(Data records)
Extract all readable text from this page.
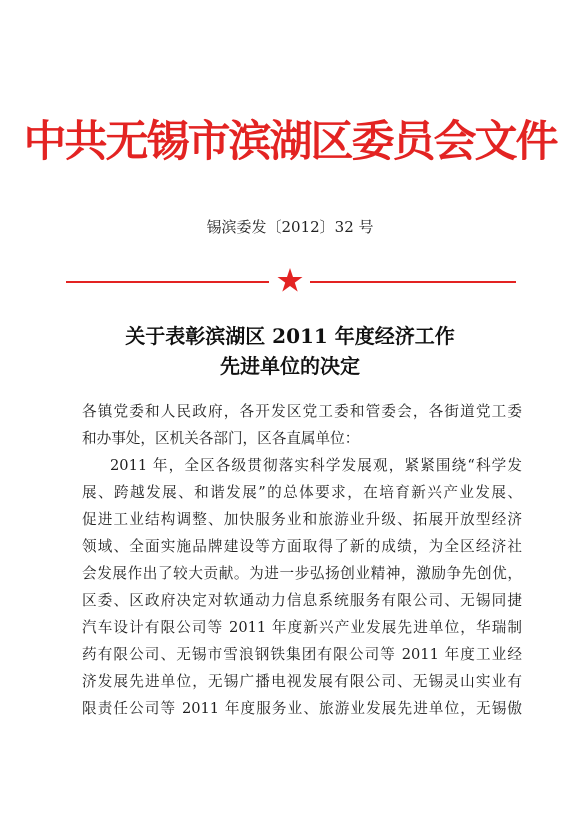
中共无锡市滨湖区委员会文件
锡滨委发〔2012〕32 号
关于表彰滨湖区 2011 年度经济工作
先进单位的决定
各镇党委和人民政府，各开发区党工委和管委会，各街道党工委
和办事处，区机关各部门，区各直属单位：
2011 年，全区各级贯彻落实科学发展观，紧紧围绕“科学发
展、跨越发展、和谐发展”的总体要求，在培育新兴产业发展、
促进工业结构调整、加快服务业和旅游业升级、拓展开放型经济
领域、全面实施品牌建设等方面取得了新的成绩，为全区经济社
会发展作出了较大贡献。为进一步弘扬创业精神，激励争先创优，
区委、区政府决定对软通动力信息系统服务有限公司、无锡同捷
汽车设计有限公司等 2011 年度新兴产业发展先进单位，华瑞制
药有限公司、无锡市雪浪钢铁集团有限公司等 2011 年度工业经
济发展先进单位，无锡广播电视发展有限公司、无锡灵山实业有
限责任公司等 2011 年度服务业、旅游业发展先进单位，无锡傲
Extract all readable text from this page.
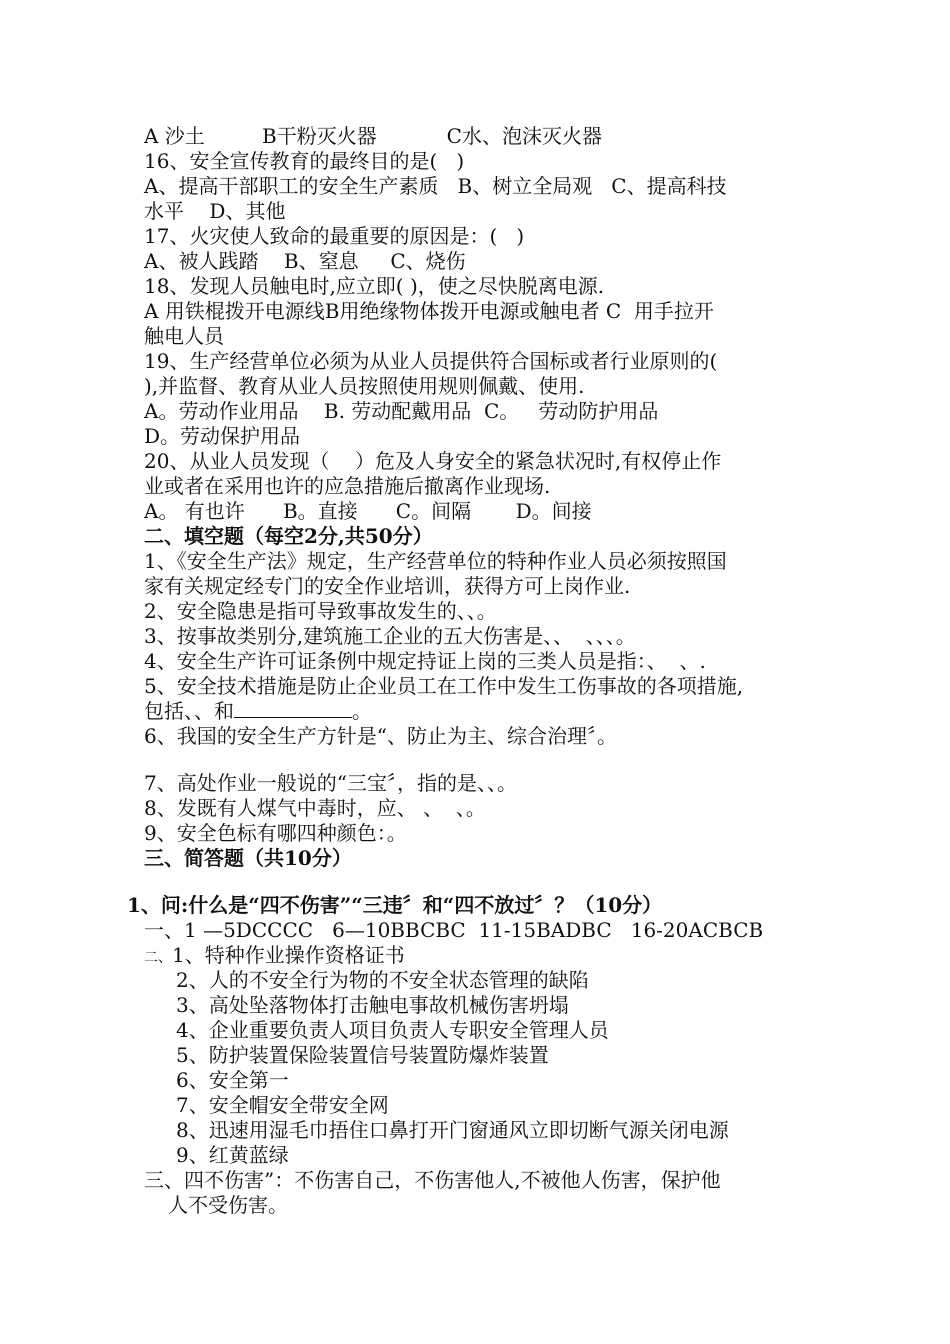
A 沙土         B干粉灭火器           C水、泡沫灭火器

16、安全宣传教育的最终目的是(   )

A、提高干部职工的安全生产素质   B、树立全局观   C、提高科技

水平    D、其他

17、火灾使人致命的最重要的原因是：(   )

A、被人践踏    B、窒息     C、烧伤

18、发现人员触电时,应立即( )，使之尽快脱离电源.

A 用铁棍拨开电源线B用绝缘物体拨开电源或触电者 C  用手拉开

触电人员

19、生产经营单位必须为从业人员提供符合国标或者行业原则的(

),并监督、教育从业人员按照使用规则佩戴、使用.

A。劳动作业用品    B. 劳动配戴用品  C。   劳动防护用品

D。劳动保护用品

20、从业人员发现（    ）危及人身安全的紧急状况时,有权停止作

业或者在采用也许的应急措施后撤离作业现场.

A。 有也许      B。直接      C。间隔       D。间接

二、填空题（每空2分,共50分）

1、《安全生产法》规定，生产经营单位的特种作业人员必须按照国

家有关规定经专门的安全作业培训，获得方可上岗作业.

2、安全隐患是指可导致事故发生的、、。

3、按事故类别分,建筑施工企业的五大伤害是、、  、、、。

4、安全生产许可证条例中规定持证上岗的三类人员是指：、  、.

5、安全技术措施是防止企业员工在工作中发生工伤事故的各项措施,

包括、、和	。

6、我国的安全生产方针是“、防止为主、综合治理〞。

7、高处作业一般说的“三宝〞，指的是、、。

8、发既有人煤气中毒时，应、 、  、。

9、安全色标有哪四种颜色：。

三、简答题（共10分）

1、问:什么是“四不伤害”“三违〞和“四不放过〞？（10分）

一、1 —5DCCCC   6—10BBCBC  11-15BADBC   16-20ACBCB

二、1、特种作业操作资格证书

2、人的不安全行为物的不安全状态管理的缺陷

3、高处坠落物体打击触电事故机械伤害坍塌

4、企业重要负责人项目负责人专职安全管理人员

5、防护装置保险装置信号装置防爆炸装置

6、安全第一

7、安全帽安全带安全网

8、迅速用湿毛巾捂住口鼻打开门窗通风立即切断气源关闭电源

9、红黄蓝绿

三、四不伤害”：不伤害自己，不伤害他人,不被他人伤害，保护他

人不受伤害。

--- SET EXERCISE ---
With the pictures omitted, reproduce the records in full and exactly.

--- CORRECT OUTPUT ---
Extract all readable text from this page.
中共无锡市滨湖区委员会文件
锡滨委发〔2012〕32 号
关于表彰滨湖区 2011 年度经济工作
先进单位的决定
各镇党委和人民政府，各开发区党工委和管委会，各街道党工委
和办事处，区机关各部门，区各直属单位：
2011 年，全区各级贯彻落实科学发展观，紧紧围绕“科学发
展、跨越发展、和谐发展”的总体要求，在培育新兴产业发展、
促进工业结构调整、加快服务业和旅游业升级、拓展开放型经济
领域、全面实施品牌建设等方面取得了新的成绩，为全区经济社
会发展作出了较大贡献。为进一步弘扬创业精神，激励争先创优，
区委、区政府决定对软通动力信息系统服务有限公司、无锡同捷
汽车设计有限公司等 2011 年度新兴产业发展先进单位，华瑞制
药有限公司、无锡市雪浪钢铁集团有限公司等 2011 年度工业经
济发展先进单位，无锡广播电视发展有限公司、无锡灵山实业有
限责任公司等 2011 年度服务业、旅游业发展先进单位，无锡傲
Extract all readable text from this page.
A 沙土         B干粉灭火器           C水、泡沫灭火器

16、安全宣传教育的最终目的是(   )

A、提高干部职工的安全生产素质   B、树立全局观   C、提高科技

水平    D、其他

17、火灾使人致命的最重要的原因是：(   )

A、被人践踏    B、窒息     C、烧伤

18、发现人员触电时,应立即( )，使之尽快脱离电源.

A 用铁棍拨开电源线B用绝缘物体拨开电源或触电者 C  用手拉开

触电人员

19、生产经营单位必须为从业人员提供符合国标或者行业原则的(

),并监督、教育从业人员按照使用规则佩戴、使用.

A。劳动作业用品    B. 劳动配戴用品  C。   劳动防护用品

D。劳动保护用品

20、从业人员发现（    ）危及人身安全的紧急状况时,有权停止作

业或者在采用也许的应急措施后撤离作业现场.

A。 有也许      B。直接      C。间隔       D。间接

二、填空题（每空2分,共50分）

1、《安全生产法》规定，生产经营单位的特种作业人员必须按照国

家有关规定经专门的安全作业培训，获得方可上岗作业.

2、安全隐患是指可导致事故发生的、、。

3、按事故类别分,建筑施工企业的五大伤害是、、  、、、。

4、安全生产许可证条例中规定持证上岗的三类人员是指：、  、.

5、安全技术措施是防止企业员工在工作中发生工伤事故的各项措施,

包括、、和	。

6、我国的安全生产方针是“、防止为主、综合治理〞。

7、高处作业一般说的“三宝〞，指的是、、。

8、发既有人煤气中毒时，应、 、  、。

9、安全色标有哪四种颜色：。

三、简答题（共10分）

1、问:什么是“四不伤害”“三违〞和“四不放过〞？（10分）

一、1 —5DCCCC   6—10BBCBC  11-15BADBC   16-20ACBCB

二、1、特种作业操作资格证书

2、人的不安全行为物的不安全状态管理的缺陷

3、高处坠落物体打击触电事故机械伤害坍塌

4、企业重要负责人项目负责人专职安全管理人员

5、防护装置保险装置信号装置防爆炸装置

6、安全第一

7、安全帽安全带安全网

8、迅速用湿毛巾捂住口鼻打开门窗通风立即切断气源关闭电源

9、红黄蓝绿

三、四不伤害”：不伤害自己，不伤害他人,不被他人伤害，保护他

人不受伤害。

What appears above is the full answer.